Data excerpts
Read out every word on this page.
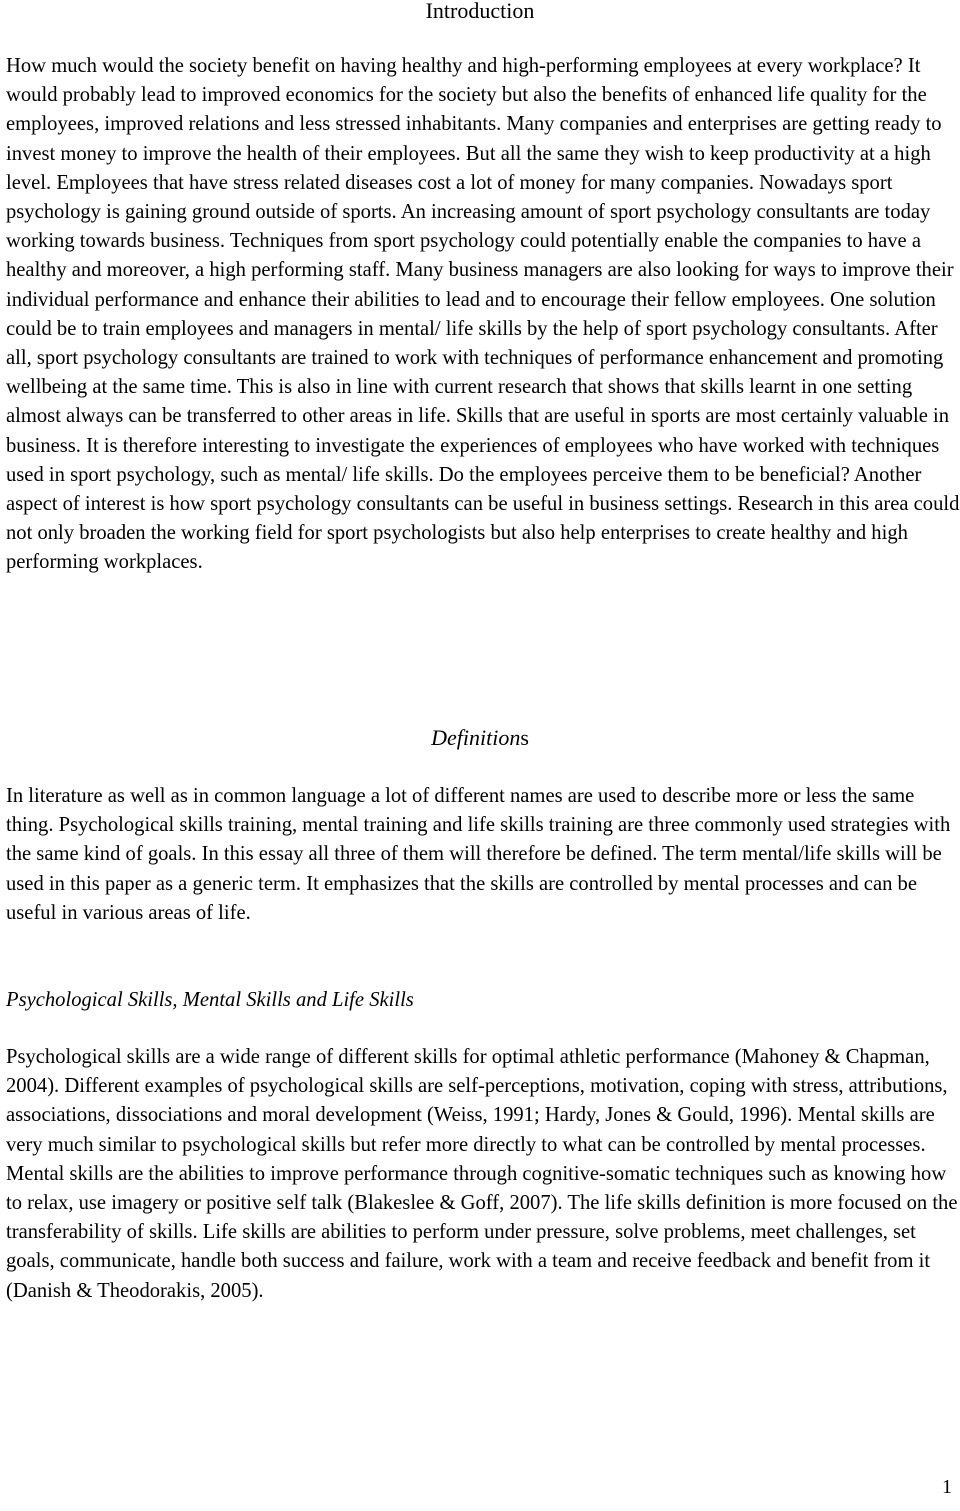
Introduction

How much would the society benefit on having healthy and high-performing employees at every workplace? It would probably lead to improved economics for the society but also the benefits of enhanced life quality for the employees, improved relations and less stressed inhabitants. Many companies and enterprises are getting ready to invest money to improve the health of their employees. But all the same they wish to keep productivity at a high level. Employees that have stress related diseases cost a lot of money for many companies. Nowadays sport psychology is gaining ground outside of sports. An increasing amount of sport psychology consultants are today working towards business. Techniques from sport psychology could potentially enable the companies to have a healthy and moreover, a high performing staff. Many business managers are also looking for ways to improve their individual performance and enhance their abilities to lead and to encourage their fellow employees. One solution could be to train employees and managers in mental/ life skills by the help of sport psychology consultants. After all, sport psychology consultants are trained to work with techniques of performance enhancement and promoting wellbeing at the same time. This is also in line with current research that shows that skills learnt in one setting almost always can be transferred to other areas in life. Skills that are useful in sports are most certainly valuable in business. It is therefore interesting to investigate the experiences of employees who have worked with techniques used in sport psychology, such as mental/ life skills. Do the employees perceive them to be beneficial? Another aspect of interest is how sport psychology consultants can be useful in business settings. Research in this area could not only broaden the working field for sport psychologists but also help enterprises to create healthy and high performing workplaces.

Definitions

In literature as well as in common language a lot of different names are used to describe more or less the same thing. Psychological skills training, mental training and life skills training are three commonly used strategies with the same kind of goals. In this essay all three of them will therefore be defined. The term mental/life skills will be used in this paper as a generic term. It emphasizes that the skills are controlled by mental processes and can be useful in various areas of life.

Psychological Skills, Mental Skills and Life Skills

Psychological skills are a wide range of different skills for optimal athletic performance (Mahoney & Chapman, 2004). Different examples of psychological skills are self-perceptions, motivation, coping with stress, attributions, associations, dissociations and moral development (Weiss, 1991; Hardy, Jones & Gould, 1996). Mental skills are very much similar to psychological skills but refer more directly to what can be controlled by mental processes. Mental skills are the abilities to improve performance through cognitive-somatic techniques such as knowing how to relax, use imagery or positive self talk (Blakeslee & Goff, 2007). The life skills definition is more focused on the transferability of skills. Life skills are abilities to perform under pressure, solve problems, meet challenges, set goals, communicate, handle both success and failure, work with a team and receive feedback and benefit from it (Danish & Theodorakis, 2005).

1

**DIRECTION**
Reproduce all entries without any change, and omit the pictures.

**RESPONSE TO THIS TASK**
Read out every word on this page.
Introduction

How much would the society benefit on having healthy and high-performing employees at every workplace? It would probably lead to improved economics for the society but also the benefits of enhanced life quality for the employees, improved relations and less stressed inhabitants. Many companies and enterprises are getting ready to invest money to improve the health of their employees. But all the same they wish to keep productivity at a high level. Employees that have stress related diseases cost a lot of money for many companies. Nowadays sport psychology is gaining ground outside of sports. An increasing amount of sport psychology consultants are today working towards business. Techniques from sport psychology could potentially enable the companies to have a healthy and moreover, a high performing staff. Many business managers are also looking for ways to improve their individual performance and enhance their abilities to lead and to encourage their fellow employees. One solution could be to train employees and managers in mental/ life skills by the help of sport psychology consultants. After all, sport psychology consultants are trained to work with techniques of performance enhancement and promoting wellbeing at the same time. This is also in line with current research that shows that skills learnt in one setting almost always can be transferred to other areas in life. Skills that are useful in sports are most certainly valuable in business. It is therefore interesting to investigate the experiences of employees who have worked with techniques used in sport psychology, such as mental/ life skills. Do the employees perceive them to be beneficial? Another aspect of interest is how sport psychology consultants can be useful in business settings. Research in this area could not only broaden the working field for sport psychologists but also help enterprises to create healthy and high performing workplaces.

Definitions

In literature as well as in common language a lot of different names are used to describe more or less the same thing. Psychological skills training, mental training and life skills training are three commonly used strategies with the same kind of goals. In this essay all three of them will therefore be defined. The term mental/life skills will be used in this paper as a generic term. It emphasizes that the skills are controlled by mental processes and can be useful in various areas of life.

Psychological Skills, Mental Skills and Life Skills

Psychological skills are a wide range of different skills for optimal athletic performance (Mahoney & Chapman, 2004). Different examples of psychological skills are self-perceptions, motivation, coping with stress, attributions, associations, dissociations and moral development (Weiss, 1991; Hardy, Jones & Gould, 1996). Mental skills are very much similar to psychological skills but refer more directly to what can be controlled by mental processes. Mental skills are the abilities to improve performance through cognitive-somatic techniques such as knowing how to relax, use imagery or positive self talk (Blakeslee & Goff, 2007). The life skills definition is more focused on the transferability of skills. Life skills are abilities to perform under pressure, solve problems, meet challenges, set goals, communicate, handle both success and failure, work with a team and receive feedback and benefit from it (Danish & Theodorakis, 2005).

1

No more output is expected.